**TASK DETAILS**
Scan the records for the string "probabilities"; copy each line where it occurs.

— start —

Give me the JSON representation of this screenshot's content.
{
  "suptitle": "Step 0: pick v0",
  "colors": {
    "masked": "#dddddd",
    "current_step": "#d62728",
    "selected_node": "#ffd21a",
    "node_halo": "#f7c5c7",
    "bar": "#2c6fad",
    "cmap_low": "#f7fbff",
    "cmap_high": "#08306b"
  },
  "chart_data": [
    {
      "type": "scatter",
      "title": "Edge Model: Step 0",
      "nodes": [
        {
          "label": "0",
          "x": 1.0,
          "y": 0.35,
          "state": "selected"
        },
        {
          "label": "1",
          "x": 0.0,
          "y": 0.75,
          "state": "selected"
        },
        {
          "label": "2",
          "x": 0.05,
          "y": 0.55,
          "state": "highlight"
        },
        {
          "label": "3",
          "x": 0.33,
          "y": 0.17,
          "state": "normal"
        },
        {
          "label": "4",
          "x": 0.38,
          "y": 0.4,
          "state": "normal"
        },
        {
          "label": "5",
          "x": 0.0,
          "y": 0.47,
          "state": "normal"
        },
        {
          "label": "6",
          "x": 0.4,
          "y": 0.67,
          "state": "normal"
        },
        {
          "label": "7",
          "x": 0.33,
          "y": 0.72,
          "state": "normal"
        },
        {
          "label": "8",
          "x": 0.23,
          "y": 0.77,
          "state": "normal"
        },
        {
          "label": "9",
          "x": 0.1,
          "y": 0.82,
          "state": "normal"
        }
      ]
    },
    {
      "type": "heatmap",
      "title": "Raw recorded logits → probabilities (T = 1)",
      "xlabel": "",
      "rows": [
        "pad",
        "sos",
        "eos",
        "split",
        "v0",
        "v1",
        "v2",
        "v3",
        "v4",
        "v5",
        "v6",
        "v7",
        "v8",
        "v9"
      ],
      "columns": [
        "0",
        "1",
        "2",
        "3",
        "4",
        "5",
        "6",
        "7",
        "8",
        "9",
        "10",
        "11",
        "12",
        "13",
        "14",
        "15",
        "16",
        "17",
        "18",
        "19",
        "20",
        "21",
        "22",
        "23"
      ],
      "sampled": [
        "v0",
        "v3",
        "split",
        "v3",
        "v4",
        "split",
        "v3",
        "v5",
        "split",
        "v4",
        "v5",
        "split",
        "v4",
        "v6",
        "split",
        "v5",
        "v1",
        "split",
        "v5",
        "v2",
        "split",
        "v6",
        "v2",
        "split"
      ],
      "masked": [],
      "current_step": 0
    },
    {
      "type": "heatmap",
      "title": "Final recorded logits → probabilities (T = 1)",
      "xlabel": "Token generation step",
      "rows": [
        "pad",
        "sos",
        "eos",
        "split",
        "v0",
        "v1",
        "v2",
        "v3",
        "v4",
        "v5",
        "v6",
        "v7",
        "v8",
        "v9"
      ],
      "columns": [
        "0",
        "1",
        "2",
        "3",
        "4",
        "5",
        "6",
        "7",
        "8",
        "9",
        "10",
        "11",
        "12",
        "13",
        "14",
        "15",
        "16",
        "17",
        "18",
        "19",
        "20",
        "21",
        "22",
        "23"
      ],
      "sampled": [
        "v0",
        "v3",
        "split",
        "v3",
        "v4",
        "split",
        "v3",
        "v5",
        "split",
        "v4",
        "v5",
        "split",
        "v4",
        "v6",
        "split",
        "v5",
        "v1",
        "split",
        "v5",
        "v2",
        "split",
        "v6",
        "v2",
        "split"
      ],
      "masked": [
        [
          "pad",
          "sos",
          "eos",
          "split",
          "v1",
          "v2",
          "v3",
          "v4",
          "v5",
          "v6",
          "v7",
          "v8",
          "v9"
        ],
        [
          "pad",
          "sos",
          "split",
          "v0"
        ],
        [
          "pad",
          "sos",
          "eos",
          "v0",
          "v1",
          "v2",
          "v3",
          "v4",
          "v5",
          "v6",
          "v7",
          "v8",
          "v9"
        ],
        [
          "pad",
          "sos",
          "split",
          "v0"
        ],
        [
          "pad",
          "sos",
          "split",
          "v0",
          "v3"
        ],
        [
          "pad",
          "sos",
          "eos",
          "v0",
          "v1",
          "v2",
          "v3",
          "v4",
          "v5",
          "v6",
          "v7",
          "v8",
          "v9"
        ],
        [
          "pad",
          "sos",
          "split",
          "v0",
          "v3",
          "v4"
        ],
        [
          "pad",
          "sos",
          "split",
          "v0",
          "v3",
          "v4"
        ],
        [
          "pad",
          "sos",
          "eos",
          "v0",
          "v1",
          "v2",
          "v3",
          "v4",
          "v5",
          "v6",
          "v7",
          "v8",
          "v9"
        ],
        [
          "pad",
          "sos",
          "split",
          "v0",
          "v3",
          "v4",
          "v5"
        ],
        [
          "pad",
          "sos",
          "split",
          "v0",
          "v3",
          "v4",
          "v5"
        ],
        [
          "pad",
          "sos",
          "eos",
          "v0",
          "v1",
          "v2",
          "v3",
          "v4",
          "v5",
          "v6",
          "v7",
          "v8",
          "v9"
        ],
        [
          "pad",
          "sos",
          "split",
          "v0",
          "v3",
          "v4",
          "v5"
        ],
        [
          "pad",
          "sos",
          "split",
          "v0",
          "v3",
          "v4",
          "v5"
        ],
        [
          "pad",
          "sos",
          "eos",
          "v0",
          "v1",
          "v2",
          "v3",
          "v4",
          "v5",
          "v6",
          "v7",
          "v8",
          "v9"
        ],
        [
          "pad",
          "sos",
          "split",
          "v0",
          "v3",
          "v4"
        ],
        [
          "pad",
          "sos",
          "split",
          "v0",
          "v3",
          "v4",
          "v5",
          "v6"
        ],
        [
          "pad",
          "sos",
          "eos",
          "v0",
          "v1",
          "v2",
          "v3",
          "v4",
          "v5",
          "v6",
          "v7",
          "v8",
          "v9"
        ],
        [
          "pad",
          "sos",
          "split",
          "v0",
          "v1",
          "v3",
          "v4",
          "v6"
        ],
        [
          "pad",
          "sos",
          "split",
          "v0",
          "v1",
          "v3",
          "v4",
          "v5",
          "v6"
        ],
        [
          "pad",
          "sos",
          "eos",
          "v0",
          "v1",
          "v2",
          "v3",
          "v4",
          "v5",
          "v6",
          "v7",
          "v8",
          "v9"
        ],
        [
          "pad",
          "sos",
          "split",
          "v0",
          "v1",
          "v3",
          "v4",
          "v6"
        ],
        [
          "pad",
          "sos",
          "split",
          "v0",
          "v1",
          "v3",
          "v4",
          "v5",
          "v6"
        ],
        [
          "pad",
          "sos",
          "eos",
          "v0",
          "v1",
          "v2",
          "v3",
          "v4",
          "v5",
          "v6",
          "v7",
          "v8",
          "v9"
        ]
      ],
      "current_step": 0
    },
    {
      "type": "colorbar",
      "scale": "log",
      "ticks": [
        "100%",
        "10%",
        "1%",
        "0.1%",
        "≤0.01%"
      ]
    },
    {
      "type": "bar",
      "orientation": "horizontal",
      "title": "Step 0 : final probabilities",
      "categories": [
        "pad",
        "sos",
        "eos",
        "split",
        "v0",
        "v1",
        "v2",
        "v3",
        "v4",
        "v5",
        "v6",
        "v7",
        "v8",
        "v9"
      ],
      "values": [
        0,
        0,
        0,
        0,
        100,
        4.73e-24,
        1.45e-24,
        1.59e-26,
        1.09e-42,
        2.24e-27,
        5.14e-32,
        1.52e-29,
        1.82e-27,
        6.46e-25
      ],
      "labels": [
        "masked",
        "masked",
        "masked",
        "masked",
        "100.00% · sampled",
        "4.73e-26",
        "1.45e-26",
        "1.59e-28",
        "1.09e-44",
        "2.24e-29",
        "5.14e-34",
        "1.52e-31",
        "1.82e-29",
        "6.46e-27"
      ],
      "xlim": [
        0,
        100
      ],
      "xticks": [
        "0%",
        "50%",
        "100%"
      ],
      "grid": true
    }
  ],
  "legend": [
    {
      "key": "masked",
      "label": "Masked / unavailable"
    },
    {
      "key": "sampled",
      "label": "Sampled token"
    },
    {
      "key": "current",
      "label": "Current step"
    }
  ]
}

— end —

**RESPONSE TO THIS TASK**
      "title": "Raw recorded logits → probabilities (T = 1)",
      "title": "Final recorded logits → probabilities (T = 1)",
      "title": "Step 0 : final probabilities",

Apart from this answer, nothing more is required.